### 文書抜粋
もし、タリウムを飲まされた時にはどうするべきか
京都市の立命館大3年浜野日菜子さんがタリウムを食べたことにより殺害された事件で、不動産経営宮本一希容疑者が殺人容疑で逮捕されました。宮本容疑者は浜野さんの体調急変後、119番しませんでした。タリウムは鼠を殺すメリー猫などの殺鼠剤(さっそ剤)に含まれています。もし、他人にあなたやあなたの家族が毒を飲まされた時にそれがタリウムである特徴は、嘔吐、両脚のだるさと激しい痛み、眼が細かく動くなどという症状です。これらの症状があれば、開業医ではなく病院の救急外来に行き、キレーション療法を受けましょう。
キレーション療法とは、体内から有害なミネラルや老廃物を取り除く治療のことです。血管内に薬剤を点滴して行います。「キレート」とはギリシャ語でカニのハサミを表し、カニが物を挟むように薬剤が重金属と結合するため、「キレート剤」という名前がつけられました。Domenico先生の報告では同一核家族内8名に発症したタリウム中毒が急搬送された時にプルシアンブルーによるキレート療法を行いました。その結果、8名中5名が重篤な中毒ではあったが救命されました。タリウムによる中毒だと思われたら医師に「プルシアンブルーによるキレート療法が効くと聞いたことがあります」と言って助かることもあるかもしれません。

### 元データ
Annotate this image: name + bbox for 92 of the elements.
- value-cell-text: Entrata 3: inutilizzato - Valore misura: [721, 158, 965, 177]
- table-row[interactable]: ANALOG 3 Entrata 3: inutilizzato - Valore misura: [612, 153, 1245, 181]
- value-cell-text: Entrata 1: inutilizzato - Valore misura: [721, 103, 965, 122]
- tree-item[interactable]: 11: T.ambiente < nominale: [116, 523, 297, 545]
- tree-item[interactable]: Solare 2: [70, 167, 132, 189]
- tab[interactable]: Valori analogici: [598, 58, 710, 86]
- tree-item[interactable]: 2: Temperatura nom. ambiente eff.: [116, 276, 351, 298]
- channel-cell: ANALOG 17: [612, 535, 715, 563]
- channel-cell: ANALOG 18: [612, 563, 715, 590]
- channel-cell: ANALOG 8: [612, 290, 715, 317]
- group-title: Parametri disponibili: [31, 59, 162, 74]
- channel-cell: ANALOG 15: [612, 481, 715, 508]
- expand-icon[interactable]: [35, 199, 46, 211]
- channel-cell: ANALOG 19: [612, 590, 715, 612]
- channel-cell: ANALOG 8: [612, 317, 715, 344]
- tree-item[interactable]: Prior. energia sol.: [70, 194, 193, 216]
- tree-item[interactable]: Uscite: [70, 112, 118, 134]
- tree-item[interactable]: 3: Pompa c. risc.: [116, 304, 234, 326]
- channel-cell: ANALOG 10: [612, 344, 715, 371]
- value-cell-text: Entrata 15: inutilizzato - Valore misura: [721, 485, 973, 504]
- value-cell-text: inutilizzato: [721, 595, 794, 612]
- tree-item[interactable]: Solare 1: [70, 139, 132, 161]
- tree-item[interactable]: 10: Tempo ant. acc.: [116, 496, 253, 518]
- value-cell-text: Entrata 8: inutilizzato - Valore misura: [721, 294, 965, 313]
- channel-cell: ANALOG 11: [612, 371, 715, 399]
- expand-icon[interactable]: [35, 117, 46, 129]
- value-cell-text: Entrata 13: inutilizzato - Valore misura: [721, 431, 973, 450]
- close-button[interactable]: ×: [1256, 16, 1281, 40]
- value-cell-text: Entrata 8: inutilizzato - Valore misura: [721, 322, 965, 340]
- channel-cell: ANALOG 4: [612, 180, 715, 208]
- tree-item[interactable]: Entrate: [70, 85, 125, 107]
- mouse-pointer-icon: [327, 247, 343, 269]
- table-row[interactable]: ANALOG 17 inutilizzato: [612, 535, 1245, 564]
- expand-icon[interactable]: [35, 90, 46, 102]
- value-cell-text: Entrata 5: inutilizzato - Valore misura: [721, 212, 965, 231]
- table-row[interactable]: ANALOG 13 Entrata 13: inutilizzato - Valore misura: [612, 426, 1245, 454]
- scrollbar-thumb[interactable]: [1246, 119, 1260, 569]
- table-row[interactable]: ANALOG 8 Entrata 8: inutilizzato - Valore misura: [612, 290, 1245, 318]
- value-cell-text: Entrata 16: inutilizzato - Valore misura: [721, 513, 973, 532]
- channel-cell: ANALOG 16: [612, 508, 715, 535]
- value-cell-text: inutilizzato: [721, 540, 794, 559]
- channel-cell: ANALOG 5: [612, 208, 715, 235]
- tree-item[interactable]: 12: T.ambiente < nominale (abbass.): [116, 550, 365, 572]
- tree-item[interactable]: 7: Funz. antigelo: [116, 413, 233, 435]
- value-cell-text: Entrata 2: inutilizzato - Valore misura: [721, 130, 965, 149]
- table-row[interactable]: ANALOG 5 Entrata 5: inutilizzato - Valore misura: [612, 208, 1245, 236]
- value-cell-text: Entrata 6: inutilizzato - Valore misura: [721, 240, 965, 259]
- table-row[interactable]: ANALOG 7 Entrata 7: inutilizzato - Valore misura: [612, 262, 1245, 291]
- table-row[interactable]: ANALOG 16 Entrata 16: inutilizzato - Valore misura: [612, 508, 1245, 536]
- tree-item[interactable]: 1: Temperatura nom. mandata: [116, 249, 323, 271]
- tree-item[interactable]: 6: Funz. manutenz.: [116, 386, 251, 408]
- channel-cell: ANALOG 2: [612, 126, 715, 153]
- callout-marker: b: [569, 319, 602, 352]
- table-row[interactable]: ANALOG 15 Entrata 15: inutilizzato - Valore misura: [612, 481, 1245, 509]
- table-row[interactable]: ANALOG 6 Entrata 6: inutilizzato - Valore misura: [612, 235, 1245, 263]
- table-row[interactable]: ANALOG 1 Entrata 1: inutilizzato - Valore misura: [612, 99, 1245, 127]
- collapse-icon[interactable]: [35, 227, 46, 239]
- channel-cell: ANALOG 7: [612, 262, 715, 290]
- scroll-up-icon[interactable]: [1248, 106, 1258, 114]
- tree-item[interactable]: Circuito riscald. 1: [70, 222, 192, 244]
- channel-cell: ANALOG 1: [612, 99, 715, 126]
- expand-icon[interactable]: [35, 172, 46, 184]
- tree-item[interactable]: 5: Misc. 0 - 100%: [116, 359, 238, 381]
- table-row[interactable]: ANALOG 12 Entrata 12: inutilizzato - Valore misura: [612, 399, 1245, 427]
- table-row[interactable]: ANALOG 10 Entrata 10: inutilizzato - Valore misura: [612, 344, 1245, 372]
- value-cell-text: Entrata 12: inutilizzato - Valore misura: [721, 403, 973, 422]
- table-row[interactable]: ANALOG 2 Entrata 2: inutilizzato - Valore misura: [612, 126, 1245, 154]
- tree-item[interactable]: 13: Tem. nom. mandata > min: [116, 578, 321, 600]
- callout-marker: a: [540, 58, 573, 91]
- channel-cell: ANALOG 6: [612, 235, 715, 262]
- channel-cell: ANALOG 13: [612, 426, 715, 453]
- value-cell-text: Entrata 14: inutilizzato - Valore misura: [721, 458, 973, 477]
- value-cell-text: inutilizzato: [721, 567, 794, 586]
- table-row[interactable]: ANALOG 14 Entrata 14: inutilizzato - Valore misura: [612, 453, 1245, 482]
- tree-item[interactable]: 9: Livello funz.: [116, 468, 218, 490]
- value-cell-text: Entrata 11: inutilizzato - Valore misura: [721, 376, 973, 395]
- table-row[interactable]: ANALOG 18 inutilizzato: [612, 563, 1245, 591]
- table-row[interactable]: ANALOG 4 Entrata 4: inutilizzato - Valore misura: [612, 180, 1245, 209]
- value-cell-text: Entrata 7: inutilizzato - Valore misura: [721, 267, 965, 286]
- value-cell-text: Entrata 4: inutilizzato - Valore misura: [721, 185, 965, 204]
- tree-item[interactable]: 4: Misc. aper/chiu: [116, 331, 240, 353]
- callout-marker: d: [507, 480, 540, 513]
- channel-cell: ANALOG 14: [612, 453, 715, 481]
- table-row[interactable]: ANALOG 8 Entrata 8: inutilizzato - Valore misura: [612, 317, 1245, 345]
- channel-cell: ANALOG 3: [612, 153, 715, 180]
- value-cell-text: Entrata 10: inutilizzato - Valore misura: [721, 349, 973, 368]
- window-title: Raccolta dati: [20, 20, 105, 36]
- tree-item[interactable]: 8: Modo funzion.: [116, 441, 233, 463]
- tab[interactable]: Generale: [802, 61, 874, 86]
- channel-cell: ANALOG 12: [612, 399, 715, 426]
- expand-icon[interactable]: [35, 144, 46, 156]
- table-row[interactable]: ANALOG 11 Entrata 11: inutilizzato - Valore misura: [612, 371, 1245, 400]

### 問題
タリウム中毒に関する文章を、最初から最後まで一字一句変えずに書き写しなさい。

### 解答
もし、タリウムを飲まされた時にはどうするべきか
京都市の立命館大3年浜野日菜子さんがタリウムを食べたことにより殺害された事件で、不動産経営宮本一希容疑者が殺人容疑で逮捕されました。宮本容疑者は浜野さんの体調急変後、119番しませんでした。タリウムは鼠を殺すメリー猫などの殺鼠剤(さっそ剤)に含まれています。もし、他人にあなたやあなたの家族が毒を飲まされた時にそれがタリウムである特徴は、嘔吐、両脚のだるさと激しい痛み、眼が細かく動くなどという症状です。これらの症状があれば、開業医ではなく病院の救急外来に行き、キレーション療法を受けましょう。
キレーション療法とは、体内から有害なミネラルや老廃物を取り除く治療のことです。血管内に薬剤を点滴して行います。「キレート」とはギリシャ語でカニのハサミを表し、カニが物を挟むように薬剤が重金属と結合するため、「キレート剤」という名前がつけられました。Domenico先生の報告では同一核家族内8名に発症したタリウム中毒が急搬送された時にプルシアンブルーによるキレート療法を行いました。その結果、8名中5名が重篤な中毒ではあったが救命されました。タリウムによる中毒だと思われたら医師に「プルシアンブルーによるキレート療法が効くと聞いたことがあります」と言って助かることもあるかもしれません。